What this task involves
Beneath this sentence is a set of records; write each of them out exactly.

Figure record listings
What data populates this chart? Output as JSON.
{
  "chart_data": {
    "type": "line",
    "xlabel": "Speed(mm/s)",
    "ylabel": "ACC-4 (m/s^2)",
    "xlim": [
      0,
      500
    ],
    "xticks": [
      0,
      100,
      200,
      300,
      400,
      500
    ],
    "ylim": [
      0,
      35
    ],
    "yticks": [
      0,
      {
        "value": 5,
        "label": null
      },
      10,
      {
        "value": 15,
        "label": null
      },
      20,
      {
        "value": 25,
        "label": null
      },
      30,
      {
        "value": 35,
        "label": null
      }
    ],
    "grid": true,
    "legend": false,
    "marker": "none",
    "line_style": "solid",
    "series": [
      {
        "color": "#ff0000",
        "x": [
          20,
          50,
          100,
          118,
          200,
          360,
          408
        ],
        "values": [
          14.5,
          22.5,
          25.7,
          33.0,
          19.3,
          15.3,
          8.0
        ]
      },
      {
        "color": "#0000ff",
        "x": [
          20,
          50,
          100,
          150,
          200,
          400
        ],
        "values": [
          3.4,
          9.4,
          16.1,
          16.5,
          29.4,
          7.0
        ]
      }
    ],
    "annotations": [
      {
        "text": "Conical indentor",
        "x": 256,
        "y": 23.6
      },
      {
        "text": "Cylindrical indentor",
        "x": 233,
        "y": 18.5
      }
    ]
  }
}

Full output
What data populates this chart? Output as JSON.
{
  "chart_data": {
    "type": "line",
    "xlabel": "Speed(mm/s)",
    "ylabel": "ACC-4 (m/s^2)",
    "xlim": [
      0,
      500
    ],
    "xticks": [
      0,
      100,
      200,
      300,
      400,
      500
    ],
    "ylim": [
      0,
      35
    ],
    "yticks": [
      0,
      {
        "value": 5,
        "label": null
      },
      10,
      {
        "value": 15,
        "label": null
      },
      20,
      {
        "value": 25,
        "label": null
      },
      30,
      {
        "value": 35,
        "label": null
      }
    ],
    "grid": true,
    "legend": false,
    "marker": "none",
    "line_style": "solid",
    "series": [
      {
        "color": "#ff0000",
        "x": [
          20,
          50,
          100,
          118,
          200,
          360,
          408
        ],
        "values": [
          14.5,
          22.5,
          25.7,
          33.0,
          19.3,
          15.3,
          8.0
        ]
      },
      {
        "color": "#0000ff",
        "x": [
          20,
          50,
          100,
          150,
          200,
          400
        ],
        "values": [
          3.4,
          9.4,
          16.1,
          16.5,
          29.4,
          7.0
        ]
      }
    ],
    "annotations": [
      {
        "text": "Conical indentor",
        "x": 256,
        "y": 23.6
      },
      {
        "text": "Cylindrical indentor",
        "x": 233,
        "y": 18.5
      }
    ]
  }
}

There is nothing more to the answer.